» **Aim**: Restate the records below word for word.

» **Exercise input**:
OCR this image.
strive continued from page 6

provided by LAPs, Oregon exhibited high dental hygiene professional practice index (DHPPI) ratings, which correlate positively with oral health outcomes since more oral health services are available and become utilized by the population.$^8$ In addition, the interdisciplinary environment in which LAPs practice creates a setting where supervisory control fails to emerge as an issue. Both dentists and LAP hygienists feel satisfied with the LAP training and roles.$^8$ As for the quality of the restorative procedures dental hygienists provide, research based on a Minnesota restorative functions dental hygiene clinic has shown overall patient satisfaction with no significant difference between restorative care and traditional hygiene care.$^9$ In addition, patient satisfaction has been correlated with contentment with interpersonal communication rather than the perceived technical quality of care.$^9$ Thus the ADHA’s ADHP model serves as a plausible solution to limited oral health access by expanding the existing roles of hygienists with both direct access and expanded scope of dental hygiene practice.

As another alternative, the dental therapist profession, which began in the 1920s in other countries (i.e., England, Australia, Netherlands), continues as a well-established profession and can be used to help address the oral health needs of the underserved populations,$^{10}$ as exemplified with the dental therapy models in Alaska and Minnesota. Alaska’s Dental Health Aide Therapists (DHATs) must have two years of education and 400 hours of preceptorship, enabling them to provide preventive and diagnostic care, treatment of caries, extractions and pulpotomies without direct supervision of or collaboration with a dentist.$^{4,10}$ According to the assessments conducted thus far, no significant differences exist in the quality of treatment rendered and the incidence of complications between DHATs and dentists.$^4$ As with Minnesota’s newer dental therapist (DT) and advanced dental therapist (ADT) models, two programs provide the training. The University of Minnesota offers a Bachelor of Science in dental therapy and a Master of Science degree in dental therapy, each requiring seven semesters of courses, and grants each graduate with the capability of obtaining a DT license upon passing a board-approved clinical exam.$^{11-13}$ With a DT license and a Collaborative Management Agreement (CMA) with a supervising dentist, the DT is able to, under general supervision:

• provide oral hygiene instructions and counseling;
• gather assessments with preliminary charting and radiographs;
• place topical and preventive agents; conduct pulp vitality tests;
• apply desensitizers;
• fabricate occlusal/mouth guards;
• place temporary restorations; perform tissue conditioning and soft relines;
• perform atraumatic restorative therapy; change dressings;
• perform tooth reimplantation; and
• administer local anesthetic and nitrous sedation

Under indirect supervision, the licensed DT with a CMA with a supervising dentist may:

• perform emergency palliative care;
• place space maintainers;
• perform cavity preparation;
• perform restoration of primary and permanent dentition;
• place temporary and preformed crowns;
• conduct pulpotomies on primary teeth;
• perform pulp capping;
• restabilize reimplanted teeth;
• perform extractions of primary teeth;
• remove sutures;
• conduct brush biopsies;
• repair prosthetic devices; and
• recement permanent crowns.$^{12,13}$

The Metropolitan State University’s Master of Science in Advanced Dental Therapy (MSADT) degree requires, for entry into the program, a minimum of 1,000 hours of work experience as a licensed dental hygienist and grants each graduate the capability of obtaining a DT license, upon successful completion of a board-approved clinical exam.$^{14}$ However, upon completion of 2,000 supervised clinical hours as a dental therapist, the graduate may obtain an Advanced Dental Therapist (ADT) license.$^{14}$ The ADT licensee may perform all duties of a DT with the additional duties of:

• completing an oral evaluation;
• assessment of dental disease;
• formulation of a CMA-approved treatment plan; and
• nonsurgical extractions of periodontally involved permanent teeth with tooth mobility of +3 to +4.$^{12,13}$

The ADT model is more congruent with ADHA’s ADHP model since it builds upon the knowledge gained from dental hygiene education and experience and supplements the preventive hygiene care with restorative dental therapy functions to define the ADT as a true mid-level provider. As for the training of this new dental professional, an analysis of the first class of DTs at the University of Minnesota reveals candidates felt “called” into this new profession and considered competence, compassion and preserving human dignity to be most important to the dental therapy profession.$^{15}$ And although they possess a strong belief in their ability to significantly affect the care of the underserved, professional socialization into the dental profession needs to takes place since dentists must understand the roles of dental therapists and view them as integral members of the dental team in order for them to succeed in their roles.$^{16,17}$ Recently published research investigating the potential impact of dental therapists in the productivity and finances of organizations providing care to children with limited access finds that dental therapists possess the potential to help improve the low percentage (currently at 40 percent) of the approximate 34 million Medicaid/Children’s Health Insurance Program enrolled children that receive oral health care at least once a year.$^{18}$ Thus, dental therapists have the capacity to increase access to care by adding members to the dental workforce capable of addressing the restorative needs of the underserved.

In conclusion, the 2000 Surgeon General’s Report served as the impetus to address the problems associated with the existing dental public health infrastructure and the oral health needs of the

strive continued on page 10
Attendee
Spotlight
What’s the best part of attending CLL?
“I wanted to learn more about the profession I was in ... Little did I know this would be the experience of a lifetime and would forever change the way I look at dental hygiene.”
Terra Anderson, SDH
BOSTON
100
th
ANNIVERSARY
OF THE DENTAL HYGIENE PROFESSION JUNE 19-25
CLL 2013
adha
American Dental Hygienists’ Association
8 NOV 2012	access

» **Task solution**:
OCR this image.
strive continued from page 6

provided by LAPs, Oregon exhibited high dental hygiene professional practice index (DHPPI) ratings, which correlate positively with oral health outcomes since more oral health services are available and become utilized by the population.$^8$ In addition, the interdisciplinary environment in which LAPs practice creates a setting where supervisory control fails to emerge as an issue. Both dentists and LAP hygienists feel satisfied with the LAP training and roles.$^8$ As for the quality of the restorative procedures dental hygienists provide, research based on a Minnesota restorative functions dental hygiene clinic has shown overall patient satisfaction with no significant difference between restorative care and traditional hygiene care.$^9$ In addition, patient satisfaction has been correlated with contentment with interpersonal communication rather than the perceived technical quality of care.$^9$ Thus the ADHA’s ADHP model serves as a plausible solution to limited oral health access by expanding the existing roles of hygienists with both direct access and expanded scope of dental hygiene practice.

As another alternative, the dental therapist profession, which began in the 1920s in other countries (i.e., England, Australia, Netherlands), continues as a well-established profession and can be used to help address the oral health needs of the underserved populations,$^{10}$ as exemplified with the dental therapy models in Alaska and Minnesota. Alaska’s Dental Health Aide Therapists (DHATs) must have two years of education and 400 hours of preceptorship, enabling them to provide preventive and diagnostic care, treatment of caries, extractions and pulpotomies without direct supervision of or collaboration with a dentist.$^{4,10}$ According to the assessments conducted thus far, no significant differences exist in the quality of treatment rendered and the incidence of complications between DHATs and dentists.$^4$ As with Minnesota’s newer dental therapist (DT) and advanced dental therapist (ADT) models, two programs provide the training. The University of Minnesota offers a Bachelor of Science in dental therapy and a Master of Science degree in dental therapy, each requiring seven semesters of courses, and grants each graduate with the capability of obtaining a DT license upon passing a board-approved clinical exam.$^{11-13}$ With a DT license and a Collaborative Management Agreement (CMA) with a supervising dentist, the DT is able to, under general supervision:

• provide oral hygiene instructions and counseling;
• gather assessments with preliminary charting and radiographs;
• place topical and preventive agents; conduct pulp vitality tests;
• apply desensitizers;
• fabricate occlusal/mouth guards;
• place temporary restorations; perform tissue conditioning and soft relines;
• perform atraumatic restorative therapy; change dressings;
• perform tooth reimplantation; and
• administer local anesthetic and nitrous sedation

Under indirect supervision, the licensed DT with a CMA with a supervising dentist may:

• perform emergency palliative care;
• place space maintainers;
• perform cavity preparation;
• perform restoration of primary and permanent dentition;
• place temporary and preformed crowns;
• conduct pulpotomies on primary teeth;
• perform pulp capping;
• restabilize reimplanted teeth;
• perform extractions of primary teeth;
• remove sutures;
• conduct brush biopsies;
• repair prosthetic devices; and
• recement permanent crowns.$^{12,13}$

The Metropolitan State University’s Master of Science in Advanced Dental Therapy (MSADT) degree requires, for entry into the program, a minimum of 1,000 hours of work experience as a licensed dental hygienist and grants each graduate the capability of obtaining a DT license, upon successful completion of a board-approved clinical exam.$^{14}$ However, upon completion of 2,000 supervised clinical hours as a dental therapist, the graduate may obtain an Advanced Dental Therapist (ADT) license.$^{14}$ The ADT licensee may perform all duties of a DT with the additional duties of:

• completing an oral evaluation;
• assessment of dental disease;
• formulation of a CMA-approved treatment plan; and
• nonsurgical extractions of periodontally involved permanent teeth with tooth mobility of +3 to +4.$^{12,13}$

The ADT model is more congruent with ADHA’s ADHP model since it builds upon the knowledge gained from dental hygiene education and experience and supplements the preventive hygiene care with restorative dental therapy functions to define the ADT as a true mid-level provider. As for the training of this new dental professional, an analysis of the first class of DTs at the University of Minnesota reveals candidates felt “called” into this new profession and considered competence, compassion and preserving human dignity to be most important to the dental therapy profession.$^{15}$ And although they possess a strong belief in their ability to significantly affect the care of the underserved, professional socialization into the dental profession needs to takes place since dentists must understand the roles of dental therapists and view them as integral members of the dental team in order for them to succeed in their roles.$^{16,17}$ Recently published research investigating the potential impact of dental therapists in the productivity and finances of organizations providing care to children with limited access finds that dental therapists possess the potential to help improve the low percentage (currently at 40 percent) of the approximate 34 million Medicaid/Children’s Health Insurance Program enrolled children that receive oral health care at least once a year.$^{18}$ Thus, dental therapists have the capacity to increase access to care by adding members to the dental workforce capable of addressing the restorative needs of the underserved.

In conclusion, the 2000 Surgeon General’s Report served as the impetus to address the problems associated with the existing dental public health infrastructure and the oral health needs of the

strive continued on page 10
Attendee
Spotlight
What’s the best part of attending CLL?
“I wanted to learn more about the profession I was in ... Little did I know this would be the experience of a lifetime and would forever change the way I look at dental hygiene.”
Terra Anderson, SDH
BOSTON
100
th
ANNIVERSARY
OF THE DENTAL HYGIENE PROFESSION JUNE 19-25
CLL 2013
adha
American Dental Hygienists’ Association
8 NOV 2012	access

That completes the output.